Can you edit the lines starting at the one that has "toggle-option-on[interactable]: On <box>601 480" and ending after the one that has "setting-label: Center Dot Opacity", replacing "Center Dot" with "Inner Dot" and keeping everything else the same, then give back only those lines?

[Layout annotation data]
Start

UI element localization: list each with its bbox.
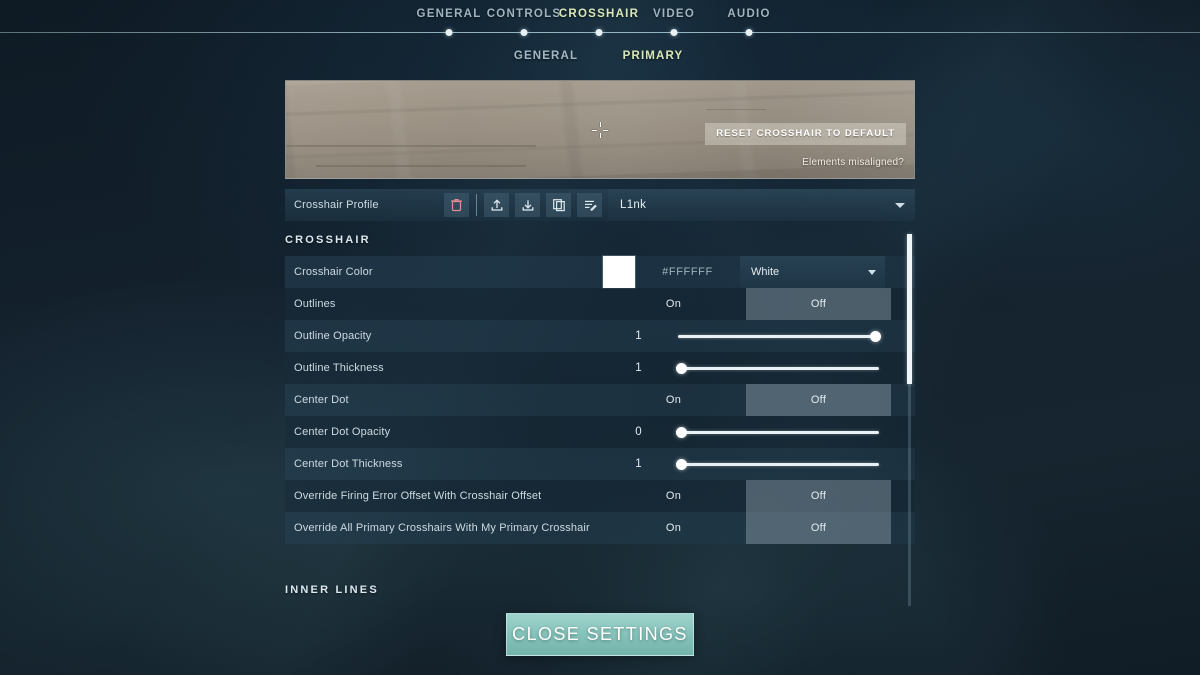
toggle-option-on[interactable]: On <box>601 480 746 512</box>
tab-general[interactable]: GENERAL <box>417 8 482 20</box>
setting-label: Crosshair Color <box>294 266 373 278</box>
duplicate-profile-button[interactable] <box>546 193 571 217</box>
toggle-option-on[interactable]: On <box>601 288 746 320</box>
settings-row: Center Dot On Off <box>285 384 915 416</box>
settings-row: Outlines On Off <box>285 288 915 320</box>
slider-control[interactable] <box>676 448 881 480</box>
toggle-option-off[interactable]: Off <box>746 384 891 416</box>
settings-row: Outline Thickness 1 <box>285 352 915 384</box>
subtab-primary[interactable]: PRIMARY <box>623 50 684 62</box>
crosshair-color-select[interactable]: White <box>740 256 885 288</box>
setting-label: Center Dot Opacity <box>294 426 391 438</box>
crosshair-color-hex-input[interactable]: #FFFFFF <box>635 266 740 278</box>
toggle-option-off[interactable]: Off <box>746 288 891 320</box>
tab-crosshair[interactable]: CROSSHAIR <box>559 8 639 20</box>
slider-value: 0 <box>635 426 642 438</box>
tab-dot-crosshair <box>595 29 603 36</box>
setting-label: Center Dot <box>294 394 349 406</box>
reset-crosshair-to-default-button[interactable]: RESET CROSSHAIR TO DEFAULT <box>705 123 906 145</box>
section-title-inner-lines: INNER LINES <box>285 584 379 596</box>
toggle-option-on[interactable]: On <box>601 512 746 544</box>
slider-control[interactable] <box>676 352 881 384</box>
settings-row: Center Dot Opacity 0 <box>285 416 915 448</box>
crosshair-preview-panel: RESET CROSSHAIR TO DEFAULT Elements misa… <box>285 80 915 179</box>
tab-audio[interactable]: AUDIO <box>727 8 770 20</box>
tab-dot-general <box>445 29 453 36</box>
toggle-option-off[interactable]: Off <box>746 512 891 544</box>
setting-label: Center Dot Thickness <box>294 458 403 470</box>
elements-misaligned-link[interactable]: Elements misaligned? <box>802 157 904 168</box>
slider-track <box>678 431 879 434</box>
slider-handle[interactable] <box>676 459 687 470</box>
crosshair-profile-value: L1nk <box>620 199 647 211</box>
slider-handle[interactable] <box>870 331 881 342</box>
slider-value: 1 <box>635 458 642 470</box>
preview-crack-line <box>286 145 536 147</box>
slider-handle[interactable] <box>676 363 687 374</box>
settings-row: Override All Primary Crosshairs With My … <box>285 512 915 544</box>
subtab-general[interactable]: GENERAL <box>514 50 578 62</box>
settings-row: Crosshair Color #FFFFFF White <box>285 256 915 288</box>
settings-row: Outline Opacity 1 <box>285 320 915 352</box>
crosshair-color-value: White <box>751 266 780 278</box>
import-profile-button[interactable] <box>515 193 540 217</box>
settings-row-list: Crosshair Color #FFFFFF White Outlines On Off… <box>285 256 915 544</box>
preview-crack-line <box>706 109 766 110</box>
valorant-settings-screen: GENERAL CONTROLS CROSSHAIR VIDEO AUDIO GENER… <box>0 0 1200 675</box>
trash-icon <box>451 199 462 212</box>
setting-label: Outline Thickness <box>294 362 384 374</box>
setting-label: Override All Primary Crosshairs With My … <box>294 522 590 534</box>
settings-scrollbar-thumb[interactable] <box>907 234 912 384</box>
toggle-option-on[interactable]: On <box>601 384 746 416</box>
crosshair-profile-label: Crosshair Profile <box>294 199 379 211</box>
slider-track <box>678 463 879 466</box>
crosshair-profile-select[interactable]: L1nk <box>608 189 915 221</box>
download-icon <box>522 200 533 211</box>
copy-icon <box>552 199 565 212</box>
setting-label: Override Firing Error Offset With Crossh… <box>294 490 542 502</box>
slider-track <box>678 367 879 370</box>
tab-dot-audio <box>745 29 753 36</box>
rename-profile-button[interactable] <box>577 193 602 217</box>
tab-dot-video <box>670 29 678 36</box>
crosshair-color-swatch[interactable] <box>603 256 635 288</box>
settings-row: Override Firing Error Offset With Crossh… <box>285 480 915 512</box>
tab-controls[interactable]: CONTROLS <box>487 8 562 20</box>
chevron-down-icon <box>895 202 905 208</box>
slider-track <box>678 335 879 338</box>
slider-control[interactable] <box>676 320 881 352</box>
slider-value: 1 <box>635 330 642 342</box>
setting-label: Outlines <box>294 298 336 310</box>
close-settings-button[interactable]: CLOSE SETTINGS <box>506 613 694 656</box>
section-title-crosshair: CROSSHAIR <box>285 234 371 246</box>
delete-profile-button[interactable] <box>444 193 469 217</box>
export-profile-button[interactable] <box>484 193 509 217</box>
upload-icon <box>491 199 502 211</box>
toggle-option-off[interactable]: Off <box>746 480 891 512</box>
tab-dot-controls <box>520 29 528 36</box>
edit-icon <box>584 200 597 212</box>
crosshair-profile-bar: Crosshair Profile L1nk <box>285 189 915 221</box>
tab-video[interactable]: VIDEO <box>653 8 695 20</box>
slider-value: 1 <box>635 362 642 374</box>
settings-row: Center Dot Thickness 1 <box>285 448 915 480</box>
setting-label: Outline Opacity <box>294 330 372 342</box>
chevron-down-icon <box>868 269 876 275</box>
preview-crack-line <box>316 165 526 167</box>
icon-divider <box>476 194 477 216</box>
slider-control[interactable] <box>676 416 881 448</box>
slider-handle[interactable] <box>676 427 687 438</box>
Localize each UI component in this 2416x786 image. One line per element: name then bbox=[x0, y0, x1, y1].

End
Start

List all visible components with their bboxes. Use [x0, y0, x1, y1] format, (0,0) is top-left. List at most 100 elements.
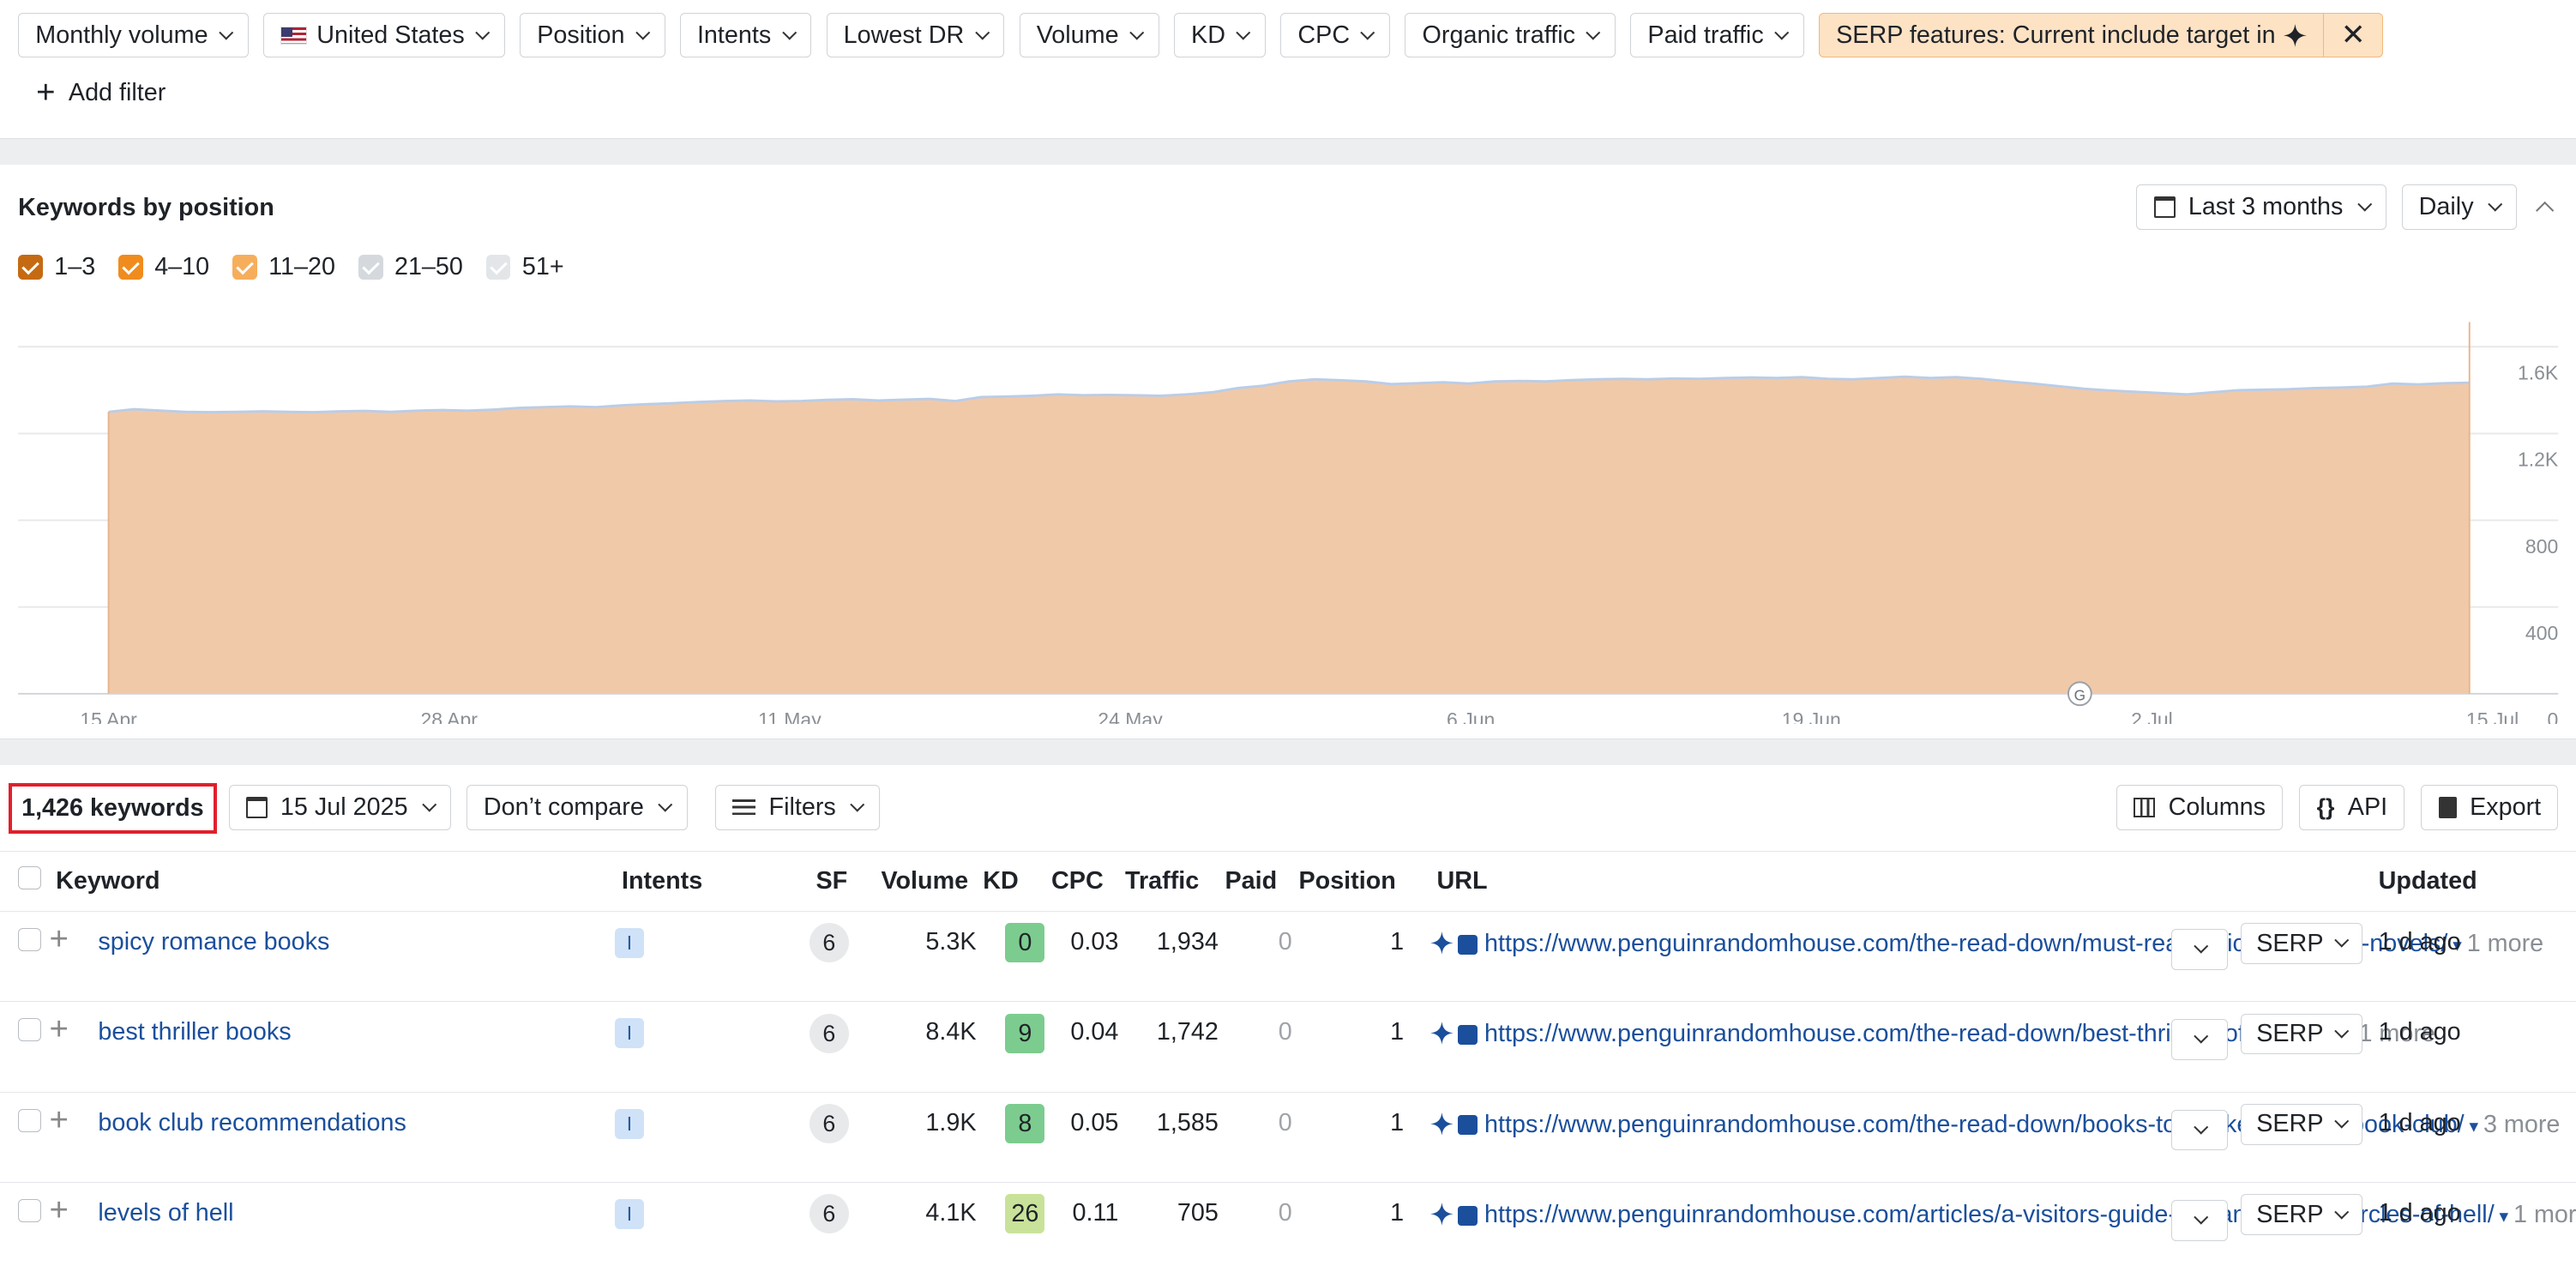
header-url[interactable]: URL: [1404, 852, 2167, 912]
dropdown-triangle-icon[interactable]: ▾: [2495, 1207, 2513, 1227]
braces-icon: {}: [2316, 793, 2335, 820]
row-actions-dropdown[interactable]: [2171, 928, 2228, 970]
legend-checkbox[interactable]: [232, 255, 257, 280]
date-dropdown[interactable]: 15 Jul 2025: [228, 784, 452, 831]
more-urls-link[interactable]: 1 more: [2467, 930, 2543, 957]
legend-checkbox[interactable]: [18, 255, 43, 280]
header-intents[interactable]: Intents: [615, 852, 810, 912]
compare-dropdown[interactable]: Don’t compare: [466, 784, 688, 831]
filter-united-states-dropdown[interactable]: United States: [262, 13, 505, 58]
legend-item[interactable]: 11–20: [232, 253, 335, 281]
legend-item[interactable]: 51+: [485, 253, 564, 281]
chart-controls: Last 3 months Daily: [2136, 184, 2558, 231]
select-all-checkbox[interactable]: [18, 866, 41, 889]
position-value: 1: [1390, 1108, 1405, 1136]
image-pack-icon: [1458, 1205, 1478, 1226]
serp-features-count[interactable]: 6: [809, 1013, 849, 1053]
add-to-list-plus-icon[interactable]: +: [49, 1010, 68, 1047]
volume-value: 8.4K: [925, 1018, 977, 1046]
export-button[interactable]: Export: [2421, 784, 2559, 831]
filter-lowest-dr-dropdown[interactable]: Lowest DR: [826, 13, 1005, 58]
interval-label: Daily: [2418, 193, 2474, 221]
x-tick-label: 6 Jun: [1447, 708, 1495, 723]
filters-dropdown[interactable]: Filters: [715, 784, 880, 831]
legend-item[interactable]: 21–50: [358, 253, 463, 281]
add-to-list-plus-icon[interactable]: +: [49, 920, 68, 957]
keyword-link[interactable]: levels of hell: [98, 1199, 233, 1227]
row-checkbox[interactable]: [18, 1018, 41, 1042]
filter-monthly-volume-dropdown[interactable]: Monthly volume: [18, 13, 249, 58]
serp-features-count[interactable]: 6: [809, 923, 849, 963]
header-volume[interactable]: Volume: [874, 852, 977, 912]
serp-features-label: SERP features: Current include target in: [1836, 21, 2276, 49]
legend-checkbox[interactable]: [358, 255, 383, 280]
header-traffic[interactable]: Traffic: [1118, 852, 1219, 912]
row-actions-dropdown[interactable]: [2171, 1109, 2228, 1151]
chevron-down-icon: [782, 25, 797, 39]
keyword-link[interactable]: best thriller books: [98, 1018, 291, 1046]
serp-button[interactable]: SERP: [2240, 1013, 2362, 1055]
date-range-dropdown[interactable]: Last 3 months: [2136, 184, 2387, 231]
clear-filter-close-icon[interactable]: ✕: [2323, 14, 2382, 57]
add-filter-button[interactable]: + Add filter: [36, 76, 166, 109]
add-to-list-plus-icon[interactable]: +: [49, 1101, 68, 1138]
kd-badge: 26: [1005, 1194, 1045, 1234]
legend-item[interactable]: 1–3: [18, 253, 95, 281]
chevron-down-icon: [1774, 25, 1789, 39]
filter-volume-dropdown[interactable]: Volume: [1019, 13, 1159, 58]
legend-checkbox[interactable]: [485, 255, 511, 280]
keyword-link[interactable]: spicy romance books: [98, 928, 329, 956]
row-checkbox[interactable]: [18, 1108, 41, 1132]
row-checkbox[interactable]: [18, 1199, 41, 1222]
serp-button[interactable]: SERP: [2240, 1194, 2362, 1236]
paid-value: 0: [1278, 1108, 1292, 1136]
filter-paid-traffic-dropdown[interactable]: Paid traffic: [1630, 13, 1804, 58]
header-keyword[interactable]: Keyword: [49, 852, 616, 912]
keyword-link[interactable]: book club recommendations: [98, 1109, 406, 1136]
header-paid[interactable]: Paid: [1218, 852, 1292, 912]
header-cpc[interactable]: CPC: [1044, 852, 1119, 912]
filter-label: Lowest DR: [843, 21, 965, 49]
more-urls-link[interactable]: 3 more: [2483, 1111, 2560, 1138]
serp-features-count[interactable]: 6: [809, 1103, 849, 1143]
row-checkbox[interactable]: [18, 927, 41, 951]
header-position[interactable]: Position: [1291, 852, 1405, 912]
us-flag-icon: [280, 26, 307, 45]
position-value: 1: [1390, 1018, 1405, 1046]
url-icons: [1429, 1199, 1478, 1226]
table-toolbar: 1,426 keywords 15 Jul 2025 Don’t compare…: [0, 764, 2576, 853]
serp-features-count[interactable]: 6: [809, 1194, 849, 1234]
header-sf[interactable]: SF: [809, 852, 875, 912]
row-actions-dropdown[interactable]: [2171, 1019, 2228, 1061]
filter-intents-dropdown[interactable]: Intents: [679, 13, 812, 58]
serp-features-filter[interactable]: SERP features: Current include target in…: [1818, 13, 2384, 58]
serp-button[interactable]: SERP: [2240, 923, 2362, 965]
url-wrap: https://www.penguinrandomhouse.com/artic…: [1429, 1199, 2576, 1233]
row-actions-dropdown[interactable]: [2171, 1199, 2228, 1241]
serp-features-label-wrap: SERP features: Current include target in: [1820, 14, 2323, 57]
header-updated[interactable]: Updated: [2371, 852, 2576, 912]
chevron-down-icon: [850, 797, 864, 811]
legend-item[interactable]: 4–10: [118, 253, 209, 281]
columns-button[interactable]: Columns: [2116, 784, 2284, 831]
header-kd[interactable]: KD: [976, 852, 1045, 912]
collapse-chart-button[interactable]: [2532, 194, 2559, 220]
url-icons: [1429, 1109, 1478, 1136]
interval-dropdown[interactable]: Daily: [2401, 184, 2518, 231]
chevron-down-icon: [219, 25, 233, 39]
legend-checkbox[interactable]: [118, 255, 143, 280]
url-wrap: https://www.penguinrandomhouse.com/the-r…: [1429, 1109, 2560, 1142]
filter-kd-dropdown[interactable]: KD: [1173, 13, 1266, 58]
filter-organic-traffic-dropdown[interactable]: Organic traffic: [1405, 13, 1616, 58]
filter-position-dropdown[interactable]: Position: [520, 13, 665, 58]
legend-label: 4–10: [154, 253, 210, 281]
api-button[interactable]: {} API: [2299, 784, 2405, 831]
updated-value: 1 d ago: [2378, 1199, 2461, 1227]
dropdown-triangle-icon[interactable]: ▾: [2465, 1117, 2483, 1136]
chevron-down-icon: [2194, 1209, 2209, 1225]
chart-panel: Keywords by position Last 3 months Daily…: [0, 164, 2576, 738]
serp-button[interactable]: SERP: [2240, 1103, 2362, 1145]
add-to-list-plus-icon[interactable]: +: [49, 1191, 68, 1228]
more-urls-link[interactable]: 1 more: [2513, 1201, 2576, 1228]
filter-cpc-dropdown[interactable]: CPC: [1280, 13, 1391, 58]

End

**Right answer**
toggle-option-on[interactable]: On <box>601 480 746 512</box>
tab-general[interactable]: GENERAL <box>417 8 482 20</box>
setting-label: Crosshair Color <box>294 266 373 278</box>
duplicate-profile-button[interactable] <box>546 193 571 217</box>
toggle-option-on[interactable]: On <box>601 288 746 320</box>
settings-row: Inner Dot On Off <box>285 384 915 416</box>
settings-row: Outlines On Off <box>285 288 915 320</box>
slider-control[interactable] <box>676 448 881 480</box>
toggle-option-off[interactable]: Off <box>746 384 891 416</box>
settings-row: Outline Thickness 1 <box>285 352 915 384</box>
subtab-primary[interactable]: PRIMARY <box>623 50 684 62</box>
crosshair-color-select[interactable]: White <box>740 256 885 288</box>
setting-label: Inner Dot Opacity <box>294 426 391 438</box>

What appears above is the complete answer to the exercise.